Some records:
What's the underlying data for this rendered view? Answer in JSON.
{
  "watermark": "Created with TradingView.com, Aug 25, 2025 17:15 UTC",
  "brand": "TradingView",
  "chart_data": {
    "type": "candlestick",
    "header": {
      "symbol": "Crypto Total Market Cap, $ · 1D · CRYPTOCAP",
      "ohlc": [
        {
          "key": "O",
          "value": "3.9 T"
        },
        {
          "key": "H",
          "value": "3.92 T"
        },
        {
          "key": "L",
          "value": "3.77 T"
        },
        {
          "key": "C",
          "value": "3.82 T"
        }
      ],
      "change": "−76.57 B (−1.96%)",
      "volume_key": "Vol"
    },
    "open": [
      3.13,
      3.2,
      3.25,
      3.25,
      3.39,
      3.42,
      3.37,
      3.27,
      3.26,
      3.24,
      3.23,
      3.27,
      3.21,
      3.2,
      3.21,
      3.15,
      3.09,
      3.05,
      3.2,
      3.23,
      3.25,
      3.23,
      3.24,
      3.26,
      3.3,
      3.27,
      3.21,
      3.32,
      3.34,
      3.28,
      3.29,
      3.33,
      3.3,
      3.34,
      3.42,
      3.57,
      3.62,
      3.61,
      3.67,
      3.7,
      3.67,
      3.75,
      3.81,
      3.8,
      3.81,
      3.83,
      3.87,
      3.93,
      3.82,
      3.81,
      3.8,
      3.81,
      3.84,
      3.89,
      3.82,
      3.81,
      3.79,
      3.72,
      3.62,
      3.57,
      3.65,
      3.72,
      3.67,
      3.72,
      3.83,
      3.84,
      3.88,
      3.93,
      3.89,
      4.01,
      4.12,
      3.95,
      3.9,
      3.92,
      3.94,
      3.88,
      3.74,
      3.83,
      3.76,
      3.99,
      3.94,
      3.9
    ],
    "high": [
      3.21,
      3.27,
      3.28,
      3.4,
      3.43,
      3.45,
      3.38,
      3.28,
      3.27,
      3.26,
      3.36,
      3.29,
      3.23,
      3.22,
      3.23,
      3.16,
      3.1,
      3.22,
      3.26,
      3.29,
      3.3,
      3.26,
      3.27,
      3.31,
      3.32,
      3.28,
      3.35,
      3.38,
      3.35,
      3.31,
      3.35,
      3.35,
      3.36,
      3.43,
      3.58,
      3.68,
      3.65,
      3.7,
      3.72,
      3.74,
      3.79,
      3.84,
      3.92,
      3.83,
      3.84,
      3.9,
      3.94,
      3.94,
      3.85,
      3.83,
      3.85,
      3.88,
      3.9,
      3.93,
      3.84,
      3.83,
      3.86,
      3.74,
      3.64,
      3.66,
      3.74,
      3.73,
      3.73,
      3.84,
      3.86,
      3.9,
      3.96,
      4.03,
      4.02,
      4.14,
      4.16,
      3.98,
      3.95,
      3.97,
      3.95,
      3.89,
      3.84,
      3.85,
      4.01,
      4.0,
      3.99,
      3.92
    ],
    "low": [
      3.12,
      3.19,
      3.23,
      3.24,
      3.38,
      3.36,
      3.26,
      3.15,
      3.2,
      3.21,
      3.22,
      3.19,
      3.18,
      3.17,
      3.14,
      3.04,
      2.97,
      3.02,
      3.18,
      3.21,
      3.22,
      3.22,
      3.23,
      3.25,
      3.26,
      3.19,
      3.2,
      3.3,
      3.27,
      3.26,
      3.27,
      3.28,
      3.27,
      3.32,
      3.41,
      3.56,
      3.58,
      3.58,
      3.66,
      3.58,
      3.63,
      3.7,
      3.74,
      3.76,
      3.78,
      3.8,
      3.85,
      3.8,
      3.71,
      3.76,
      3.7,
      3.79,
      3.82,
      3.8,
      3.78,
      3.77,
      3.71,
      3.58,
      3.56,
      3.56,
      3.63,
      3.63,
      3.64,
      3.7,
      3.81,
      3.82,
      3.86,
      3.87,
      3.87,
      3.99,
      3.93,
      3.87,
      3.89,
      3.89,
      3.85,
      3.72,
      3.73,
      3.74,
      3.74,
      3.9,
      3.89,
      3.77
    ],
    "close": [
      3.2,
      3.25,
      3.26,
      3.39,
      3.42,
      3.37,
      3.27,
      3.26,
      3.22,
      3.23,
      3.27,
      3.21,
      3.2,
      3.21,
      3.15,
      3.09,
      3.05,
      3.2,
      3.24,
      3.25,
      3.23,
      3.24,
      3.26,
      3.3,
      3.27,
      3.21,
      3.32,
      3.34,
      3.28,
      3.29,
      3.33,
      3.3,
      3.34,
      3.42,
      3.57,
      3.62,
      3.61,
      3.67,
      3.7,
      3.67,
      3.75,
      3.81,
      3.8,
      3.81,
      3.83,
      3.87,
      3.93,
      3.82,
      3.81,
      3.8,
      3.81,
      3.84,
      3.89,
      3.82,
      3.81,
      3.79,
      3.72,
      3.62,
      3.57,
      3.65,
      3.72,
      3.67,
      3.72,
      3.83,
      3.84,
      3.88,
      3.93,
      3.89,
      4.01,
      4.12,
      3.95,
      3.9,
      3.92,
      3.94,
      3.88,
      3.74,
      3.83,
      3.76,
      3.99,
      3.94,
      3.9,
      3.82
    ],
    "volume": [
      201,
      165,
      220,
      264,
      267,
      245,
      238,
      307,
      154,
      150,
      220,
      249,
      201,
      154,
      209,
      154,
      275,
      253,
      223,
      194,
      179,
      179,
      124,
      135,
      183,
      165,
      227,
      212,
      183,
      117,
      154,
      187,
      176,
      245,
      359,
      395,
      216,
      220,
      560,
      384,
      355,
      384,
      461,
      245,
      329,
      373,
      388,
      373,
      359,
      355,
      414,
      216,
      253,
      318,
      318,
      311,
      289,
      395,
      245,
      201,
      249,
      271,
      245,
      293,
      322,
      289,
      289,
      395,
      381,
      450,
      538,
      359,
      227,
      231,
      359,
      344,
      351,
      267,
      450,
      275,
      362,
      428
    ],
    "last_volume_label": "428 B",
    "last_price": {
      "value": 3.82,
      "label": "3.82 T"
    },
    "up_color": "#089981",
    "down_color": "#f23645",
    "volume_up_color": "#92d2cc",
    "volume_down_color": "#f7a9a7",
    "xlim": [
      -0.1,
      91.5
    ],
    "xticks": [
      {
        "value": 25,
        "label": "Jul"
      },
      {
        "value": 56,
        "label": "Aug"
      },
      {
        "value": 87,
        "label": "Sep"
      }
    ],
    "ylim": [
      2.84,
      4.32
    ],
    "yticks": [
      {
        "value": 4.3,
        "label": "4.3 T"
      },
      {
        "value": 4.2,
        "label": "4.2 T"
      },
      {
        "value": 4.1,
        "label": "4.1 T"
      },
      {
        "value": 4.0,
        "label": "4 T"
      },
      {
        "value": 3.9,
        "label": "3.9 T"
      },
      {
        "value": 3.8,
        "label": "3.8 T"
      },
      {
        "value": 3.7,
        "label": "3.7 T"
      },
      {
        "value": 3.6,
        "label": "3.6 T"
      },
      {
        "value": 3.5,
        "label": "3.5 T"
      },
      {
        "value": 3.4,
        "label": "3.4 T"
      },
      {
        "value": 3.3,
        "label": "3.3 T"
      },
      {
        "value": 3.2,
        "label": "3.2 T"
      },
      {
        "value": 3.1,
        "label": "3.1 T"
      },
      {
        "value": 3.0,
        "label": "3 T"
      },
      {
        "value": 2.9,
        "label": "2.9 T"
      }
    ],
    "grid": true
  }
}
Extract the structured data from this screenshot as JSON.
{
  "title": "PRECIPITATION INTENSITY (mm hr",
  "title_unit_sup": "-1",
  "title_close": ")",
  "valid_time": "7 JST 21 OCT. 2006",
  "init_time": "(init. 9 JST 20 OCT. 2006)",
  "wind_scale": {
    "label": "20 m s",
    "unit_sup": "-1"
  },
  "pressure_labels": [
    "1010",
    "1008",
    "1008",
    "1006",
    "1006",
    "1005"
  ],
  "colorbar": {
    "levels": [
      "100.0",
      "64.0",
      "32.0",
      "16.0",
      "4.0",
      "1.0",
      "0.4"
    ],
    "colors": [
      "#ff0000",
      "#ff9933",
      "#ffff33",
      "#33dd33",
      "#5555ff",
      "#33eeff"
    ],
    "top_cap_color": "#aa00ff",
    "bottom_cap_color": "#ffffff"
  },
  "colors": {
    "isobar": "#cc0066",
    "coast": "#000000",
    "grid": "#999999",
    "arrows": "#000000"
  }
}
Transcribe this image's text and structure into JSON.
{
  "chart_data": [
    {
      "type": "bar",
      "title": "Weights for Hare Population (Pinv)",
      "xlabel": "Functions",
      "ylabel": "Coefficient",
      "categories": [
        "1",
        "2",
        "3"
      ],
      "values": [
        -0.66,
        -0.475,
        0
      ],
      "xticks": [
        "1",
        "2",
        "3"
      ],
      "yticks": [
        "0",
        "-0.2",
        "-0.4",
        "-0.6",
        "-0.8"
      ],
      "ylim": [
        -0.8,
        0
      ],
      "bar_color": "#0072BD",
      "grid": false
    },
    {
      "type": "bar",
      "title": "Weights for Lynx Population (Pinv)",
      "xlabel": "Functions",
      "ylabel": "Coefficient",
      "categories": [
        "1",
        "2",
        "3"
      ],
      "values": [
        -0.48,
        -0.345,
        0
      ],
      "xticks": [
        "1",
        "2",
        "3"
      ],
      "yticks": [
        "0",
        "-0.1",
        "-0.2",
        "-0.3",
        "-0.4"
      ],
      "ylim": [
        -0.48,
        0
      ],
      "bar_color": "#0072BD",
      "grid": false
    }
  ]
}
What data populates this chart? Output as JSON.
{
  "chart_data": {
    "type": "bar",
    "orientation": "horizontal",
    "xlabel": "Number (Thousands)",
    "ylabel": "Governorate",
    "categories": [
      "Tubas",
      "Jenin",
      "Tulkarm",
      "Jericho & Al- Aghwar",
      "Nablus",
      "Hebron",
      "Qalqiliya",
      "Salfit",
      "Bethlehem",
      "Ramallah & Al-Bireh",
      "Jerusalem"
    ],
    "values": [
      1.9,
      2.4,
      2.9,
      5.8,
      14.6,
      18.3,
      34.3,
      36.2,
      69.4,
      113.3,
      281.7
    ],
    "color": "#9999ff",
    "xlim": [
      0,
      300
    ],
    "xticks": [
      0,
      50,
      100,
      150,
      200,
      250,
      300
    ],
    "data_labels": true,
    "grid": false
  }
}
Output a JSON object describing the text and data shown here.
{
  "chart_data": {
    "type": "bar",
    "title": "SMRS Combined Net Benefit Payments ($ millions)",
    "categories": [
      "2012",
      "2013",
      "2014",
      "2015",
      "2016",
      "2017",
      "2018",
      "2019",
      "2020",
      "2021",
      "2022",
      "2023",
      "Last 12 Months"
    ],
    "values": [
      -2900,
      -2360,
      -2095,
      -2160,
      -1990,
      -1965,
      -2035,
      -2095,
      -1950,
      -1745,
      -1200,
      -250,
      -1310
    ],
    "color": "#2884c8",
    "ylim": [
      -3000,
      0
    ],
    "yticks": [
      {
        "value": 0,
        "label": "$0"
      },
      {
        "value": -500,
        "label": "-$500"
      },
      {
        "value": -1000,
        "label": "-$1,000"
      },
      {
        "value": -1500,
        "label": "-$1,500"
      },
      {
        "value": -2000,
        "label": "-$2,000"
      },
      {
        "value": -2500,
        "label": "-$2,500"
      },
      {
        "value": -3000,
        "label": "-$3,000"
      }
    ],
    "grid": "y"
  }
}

§ Work to be completed
Only lines with the word "this" should be collected from the material.

§ Finished exercise
What's the underlying data for this rendered view? Answer in JSON.
Extract the structured data from this screenshot as JSON.
Transcribe this image's text and structure into JSON.
What data populates this chart? Output as JSON.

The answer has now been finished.